→ **DIRECTION**
Copy every line in the records below that contains the word "JSON".

>> BEGIN

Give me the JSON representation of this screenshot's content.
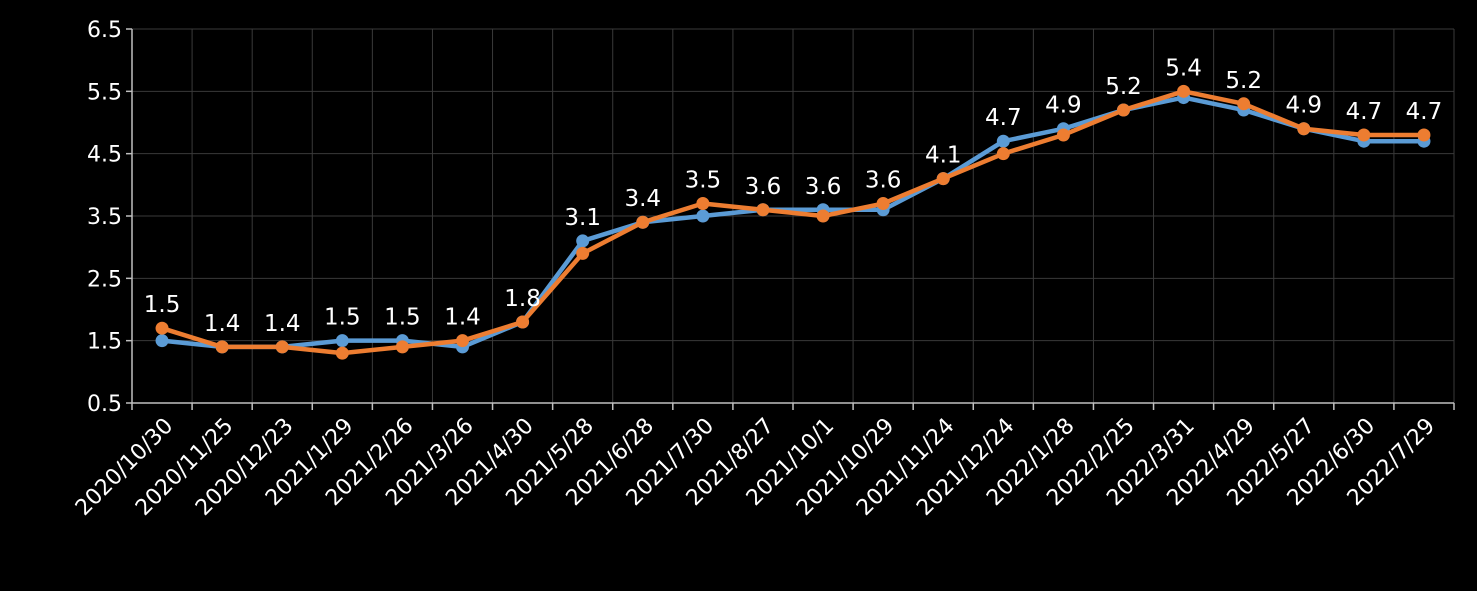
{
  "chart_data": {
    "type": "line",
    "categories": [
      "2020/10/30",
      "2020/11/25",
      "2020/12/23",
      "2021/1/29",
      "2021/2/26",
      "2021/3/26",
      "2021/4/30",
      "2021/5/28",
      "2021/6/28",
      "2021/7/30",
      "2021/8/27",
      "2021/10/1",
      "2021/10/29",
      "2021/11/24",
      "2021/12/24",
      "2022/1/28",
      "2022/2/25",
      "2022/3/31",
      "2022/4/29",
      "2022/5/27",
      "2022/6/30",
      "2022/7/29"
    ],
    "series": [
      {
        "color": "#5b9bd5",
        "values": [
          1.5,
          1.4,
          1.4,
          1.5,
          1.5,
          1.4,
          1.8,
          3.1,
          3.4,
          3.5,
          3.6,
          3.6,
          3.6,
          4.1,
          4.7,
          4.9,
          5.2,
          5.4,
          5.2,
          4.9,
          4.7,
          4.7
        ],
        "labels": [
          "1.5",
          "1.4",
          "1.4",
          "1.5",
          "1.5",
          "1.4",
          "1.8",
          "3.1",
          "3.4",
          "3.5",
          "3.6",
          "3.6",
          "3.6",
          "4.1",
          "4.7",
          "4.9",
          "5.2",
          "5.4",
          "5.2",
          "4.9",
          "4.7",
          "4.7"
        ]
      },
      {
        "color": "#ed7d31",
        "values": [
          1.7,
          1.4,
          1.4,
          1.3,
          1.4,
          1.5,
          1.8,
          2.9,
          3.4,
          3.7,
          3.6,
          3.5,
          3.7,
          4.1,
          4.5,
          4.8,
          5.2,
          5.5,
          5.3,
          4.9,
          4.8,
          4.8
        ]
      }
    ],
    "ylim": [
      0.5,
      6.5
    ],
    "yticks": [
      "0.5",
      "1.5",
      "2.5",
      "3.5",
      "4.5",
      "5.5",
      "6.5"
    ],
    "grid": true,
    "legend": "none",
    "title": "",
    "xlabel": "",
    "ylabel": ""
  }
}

>> END
>> BEGIN

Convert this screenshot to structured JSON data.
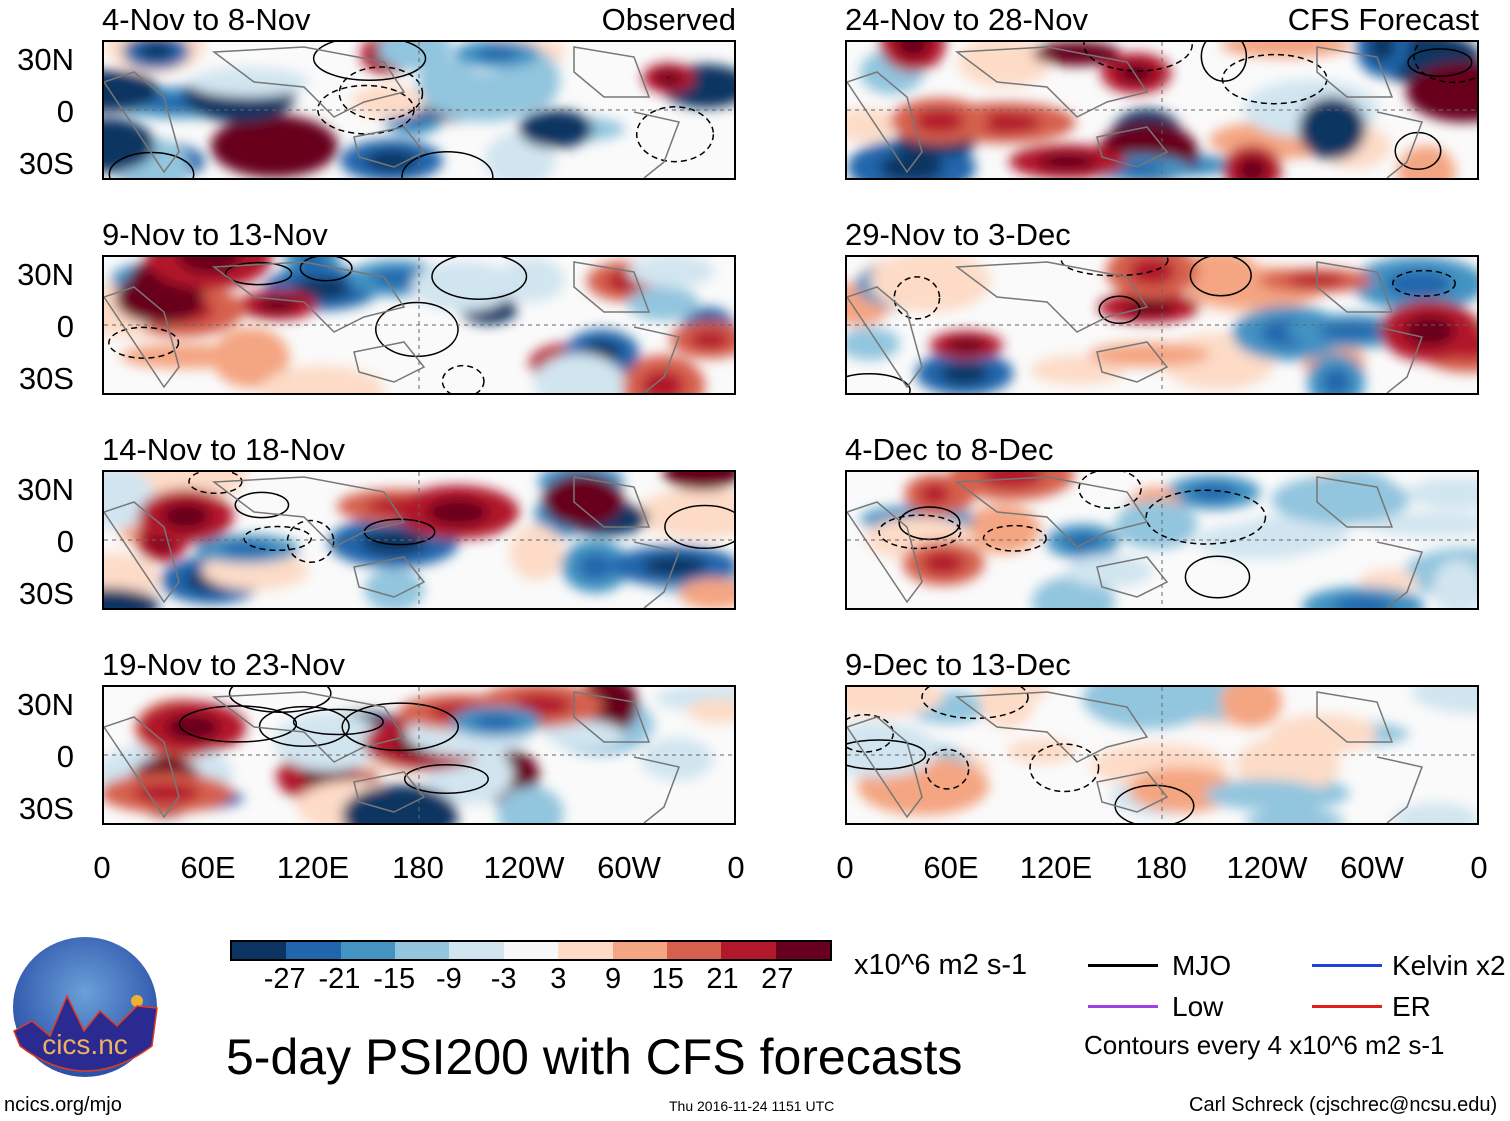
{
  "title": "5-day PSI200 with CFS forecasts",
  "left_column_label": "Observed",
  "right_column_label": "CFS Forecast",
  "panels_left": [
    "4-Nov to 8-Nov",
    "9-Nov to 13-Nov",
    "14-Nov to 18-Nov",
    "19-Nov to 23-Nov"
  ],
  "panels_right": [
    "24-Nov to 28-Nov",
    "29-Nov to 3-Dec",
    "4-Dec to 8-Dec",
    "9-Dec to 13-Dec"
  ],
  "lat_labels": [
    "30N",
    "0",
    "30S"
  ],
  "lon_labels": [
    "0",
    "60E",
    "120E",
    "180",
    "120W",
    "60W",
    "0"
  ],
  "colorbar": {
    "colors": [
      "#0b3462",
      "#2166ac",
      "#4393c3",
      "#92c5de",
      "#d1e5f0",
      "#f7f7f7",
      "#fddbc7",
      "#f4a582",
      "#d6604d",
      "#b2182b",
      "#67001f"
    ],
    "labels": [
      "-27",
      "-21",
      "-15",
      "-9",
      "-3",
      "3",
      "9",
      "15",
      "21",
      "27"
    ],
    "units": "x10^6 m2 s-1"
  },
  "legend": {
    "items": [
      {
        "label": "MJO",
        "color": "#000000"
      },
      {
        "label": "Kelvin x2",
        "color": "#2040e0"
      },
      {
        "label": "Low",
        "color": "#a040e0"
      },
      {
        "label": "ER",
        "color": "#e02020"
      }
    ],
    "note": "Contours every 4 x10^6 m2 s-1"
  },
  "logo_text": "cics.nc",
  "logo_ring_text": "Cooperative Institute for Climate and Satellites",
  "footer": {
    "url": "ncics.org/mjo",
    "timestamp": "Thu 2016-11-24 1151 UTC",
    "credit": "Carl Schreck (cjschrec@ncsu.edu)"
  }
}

>> END
>> BEGIN

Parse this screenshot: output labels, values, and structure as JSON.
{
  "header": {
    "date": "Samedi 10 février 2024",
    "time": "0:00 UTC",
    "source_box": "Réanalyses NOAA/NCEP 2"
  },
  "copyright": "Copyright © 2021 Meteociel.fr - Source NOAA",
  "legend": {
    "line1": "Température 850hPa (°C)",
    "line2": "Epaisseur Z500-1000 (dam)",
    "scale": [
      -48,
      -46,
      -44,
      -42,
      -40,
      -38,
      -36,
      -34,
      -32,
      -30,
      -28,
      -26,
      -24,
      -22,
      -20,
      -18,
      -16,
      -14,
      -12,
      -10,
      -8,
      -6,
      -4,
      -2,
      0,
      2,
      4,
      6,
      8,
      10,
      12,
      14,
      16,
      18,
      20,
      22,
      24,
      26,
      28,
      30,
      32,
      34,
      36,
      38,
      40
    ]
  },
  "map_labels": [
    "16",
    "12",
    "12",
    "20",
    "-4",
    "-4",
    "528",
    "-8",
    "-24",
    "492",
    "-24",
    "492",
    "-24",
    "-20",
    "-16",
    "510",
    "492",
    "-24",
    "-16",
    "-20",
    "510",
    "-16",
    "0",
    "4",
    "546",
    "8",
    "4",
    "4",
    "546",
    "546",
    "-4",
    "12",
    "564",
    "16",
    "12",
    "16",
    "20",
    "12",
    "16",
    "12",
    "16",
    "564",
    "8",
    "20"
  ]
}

>> END

→ **COMPLETED EXERCISE**
Give me the JSON representation of this screenshot's content.
Convert this screenshot to structured JSON data.
Parse this screenshot: output labels, values, and structure as JSON.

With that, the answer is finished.